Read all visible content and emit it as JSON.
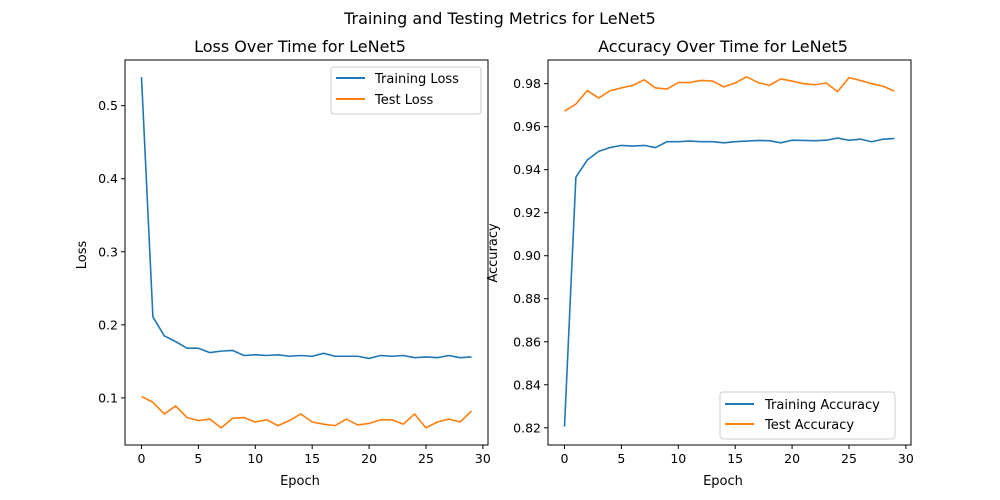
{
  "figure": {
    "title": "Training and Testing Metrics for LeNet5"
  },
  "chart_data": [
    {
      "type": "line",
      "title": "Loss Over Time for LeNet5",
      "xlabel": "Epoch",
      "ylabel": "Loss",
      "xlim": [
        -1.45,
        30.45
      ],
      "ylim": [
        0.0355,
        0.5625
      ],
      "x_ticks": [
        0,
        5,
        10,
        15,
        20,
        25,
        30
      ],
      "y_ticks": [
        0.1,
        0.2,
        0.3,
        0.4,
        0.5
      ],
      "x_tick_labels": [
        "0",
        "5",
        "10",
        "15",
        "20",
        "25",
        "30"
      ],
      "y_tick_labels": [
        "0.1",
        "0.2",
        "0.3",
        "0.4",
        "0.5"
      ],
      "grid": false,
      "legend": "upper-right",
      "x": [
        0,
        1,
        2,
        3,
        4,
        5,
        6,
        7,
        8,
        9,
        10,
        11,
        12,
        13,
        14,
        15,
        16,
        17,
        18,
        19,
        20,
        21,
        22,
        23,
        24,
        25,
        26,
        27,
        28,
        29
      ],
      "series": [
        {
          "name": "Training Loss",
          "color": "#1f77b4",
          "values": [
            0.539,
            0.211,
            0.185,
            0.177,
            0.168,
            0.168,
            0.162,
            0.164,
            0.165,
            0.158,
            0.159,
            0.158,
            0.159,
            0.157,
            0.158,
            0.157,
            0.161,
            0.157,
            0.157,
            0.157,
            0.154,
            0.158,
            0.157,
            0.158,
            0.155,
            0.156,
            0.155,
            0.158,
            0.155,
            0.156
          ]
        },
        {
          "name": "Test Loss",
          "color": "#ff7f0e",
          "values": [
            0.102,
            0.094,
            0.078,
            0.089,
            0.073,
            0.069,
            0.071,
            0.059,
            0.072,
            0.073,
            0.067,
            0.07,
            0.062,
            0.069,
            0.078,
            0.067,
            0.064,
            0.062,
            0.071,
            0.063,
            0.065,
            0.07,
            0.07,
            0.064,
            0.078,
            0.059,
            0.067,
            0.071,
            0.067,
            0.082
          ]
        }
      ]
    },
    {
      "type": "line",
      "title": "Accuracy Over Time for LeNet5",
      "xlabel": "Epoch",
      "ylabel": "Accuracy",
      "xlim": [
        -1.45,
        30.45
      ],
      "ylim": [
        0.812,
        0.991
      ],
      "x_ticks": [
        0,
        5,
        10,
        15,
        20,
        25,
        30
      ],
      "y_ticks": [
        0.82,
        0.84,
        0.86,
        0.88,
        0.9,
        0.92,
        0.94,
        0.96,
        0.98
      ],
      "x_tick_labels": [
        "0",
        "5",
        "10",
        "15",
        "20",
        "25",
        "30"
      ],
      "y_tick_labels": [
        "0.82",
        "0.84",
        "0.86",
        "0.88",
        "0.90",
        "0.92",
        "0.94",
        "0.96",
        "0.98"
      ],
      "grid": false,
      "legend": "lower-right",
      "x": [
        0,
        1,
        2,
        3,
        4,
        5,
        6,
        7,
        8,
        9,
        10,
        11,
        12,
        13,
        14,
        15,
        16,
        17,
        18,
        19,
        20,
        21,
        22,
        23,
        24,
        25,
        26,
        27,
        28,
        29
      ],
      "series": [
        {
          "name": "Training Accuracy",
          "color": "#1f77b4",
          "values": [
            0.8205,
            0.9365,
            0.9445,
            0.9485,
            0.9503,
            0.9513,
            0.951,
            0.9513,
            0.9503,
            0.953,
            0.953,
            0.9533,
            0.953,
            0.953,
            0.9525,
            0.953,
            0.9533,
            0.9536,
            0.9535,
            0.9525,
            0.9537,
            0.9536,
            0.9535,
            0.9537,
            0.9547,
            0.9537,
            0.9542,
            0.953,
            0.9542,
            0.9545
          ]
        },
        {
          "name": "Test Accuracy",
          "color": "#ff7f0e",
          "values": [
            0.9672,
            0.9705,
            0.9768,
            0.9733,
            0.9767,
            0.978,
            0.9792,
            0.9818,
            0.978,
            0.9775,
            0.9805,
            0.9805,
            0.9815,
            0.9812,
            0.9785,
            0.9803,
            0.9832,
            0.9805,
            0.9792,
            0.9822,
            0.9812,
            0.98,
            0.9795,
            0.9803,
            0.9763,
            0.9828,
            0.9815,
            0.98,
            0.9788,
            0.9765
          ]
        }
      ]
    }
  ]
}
* * *
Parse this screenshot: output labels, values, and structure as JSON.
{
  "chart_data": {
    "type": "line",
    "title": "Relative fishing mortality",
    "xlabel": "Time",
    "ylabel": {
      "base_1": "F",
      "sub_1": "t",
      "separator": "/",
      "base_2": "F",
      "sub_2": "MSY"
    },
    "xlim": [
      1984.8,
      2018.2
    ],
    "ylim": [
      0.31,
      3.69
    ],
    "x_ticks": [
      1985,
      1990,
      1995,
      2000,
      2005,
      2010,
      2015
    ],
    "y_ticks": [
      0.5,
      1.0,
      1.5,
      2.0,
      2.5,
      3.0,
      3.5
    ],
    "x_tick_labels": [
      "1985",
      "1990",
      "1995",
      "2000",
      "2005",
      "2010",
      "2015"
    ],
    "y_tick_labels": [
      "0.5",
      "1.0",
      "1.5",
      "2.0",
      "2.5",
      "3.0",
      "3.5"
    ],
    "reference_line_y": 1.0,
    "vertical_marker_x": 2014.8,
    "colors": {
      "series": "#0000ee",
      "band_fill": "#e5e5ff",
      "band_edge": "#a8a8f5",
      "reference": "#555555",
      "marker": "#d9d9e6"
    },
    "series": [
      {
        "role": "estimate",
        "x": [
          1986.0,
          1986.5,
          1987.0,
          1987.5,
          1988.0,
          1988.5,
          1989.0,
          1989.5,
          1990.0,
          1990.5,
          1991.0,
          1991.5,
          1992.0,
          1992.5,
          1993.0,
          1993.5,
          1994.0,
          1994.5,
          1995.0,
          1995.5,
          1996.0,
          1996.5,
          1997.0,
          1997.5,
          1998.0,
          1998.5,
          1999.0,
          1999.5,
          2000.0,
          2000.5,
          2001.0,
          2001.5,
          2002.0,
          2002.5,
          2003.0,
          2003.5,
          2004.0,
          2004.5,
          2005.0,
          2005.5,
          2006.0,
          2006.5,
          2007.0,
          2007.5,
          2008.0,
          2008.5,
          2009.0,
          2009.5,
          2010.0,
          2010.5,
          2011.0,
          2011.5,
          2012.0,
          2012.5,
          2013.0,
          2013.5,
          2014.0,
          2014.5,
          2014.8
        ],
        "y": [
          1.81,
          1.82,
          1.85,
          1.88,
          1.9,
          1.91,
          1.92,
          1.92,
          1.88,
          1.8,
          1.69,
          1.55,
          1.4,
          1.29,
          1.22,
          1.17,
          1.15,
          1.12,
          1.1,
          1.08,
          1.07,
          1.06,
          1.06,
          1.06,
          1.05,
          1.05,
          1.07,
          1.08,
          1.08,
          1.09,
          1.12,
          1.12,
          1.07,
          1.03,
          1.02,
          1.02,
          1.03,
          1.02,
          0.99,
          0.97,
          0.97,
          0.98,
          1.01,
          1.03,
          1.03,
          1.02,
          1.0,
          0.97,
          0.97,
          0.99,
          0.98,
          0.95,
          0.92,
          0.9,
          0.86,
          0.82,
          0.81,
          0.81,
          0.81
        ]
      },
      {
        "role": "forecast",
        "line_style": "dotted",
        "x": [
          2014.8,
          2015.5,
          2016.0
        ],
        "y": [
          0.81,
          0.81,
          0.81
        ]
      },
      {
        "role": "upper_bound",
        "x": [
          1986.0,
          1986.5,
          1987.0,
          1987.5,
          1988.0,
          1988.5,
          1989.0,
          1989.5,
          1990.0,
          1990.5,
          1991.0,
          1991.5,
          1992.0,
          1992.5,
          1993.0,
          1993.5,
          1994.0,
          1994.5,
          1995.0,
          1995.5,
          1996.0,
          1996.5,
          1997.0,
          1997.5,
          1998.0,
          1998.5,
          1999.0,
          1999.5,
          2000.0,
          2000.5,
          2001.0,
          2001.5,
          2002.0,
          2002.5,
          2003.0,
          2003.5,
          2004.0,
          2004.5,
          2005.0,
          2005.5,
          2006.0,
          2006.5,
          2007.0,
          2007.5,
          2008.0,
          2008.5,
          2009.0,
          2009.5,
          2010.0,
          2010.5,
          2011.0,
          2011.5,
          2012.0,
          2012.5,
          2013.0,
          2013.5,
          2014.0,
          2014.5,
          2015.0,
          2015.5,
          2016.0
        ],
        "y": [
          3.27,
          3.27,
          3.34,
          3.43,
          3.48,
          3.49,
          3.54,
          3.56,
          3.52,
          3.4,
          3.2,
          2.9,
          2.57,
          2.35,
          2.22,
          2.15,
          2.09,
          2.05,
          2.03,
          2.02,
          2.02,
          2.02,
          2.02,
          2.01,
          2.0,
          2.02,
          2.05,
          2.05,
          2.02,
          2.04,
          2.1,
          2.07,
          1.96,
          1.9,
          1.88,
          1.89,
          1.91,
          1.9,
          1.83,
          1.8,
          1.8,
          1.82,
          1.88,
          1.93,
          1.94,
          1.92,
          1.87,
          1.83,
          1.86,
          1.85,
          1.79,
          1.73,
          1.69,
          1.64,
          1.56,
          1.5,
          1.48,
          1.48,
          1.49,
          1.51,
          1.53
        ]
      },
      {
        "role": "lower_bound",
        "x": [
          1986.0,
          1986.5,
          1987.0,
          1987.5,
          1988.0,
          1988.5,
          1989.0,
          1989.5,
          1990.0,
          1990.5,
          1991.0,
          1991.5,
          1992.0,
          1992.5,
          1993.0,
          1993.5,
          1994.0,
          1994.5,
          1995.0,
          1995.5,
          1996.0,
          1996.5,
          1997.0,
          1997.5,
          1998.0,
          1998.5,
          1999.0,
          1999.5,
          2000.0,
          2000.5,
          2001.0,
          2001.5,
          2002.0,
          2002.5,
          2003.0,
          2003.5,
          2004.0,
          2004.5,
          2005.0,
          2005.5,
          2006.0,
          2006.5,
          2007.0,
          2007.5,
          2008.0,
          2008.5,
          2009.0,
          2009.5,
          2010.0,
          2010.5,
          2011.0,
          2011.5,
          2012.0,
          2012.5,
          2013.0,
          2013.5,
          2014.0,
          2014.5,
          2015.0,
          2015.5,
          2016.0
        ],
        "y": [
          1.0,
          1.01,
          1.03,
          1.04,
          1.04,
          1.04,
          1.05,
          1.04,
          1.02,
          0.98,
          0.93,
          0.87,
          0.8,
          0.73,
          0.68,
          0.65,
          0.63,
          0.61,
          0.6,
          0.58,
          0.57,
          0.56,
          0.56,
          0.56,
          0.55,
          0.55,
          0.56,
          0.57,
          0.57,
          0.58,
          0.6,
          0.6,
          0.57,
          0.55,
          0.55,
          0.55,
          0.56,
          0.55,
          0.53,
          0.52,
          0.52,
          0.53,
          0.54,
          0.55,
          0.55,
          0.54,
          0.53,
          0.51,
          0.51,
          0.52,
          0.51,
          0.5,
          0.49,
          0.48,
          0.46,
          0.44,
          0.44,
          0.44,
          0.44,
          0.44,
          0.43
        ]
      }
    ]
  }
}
* * *
→ What is required: Lines containing the word "Loss" must all be returned from the material above.

→ Written solution:
      "title": "Loss Over Time for LeNet5",
      "ylabel": "Loss",
          "name": "Training Loss",
          "name": "Test Loss",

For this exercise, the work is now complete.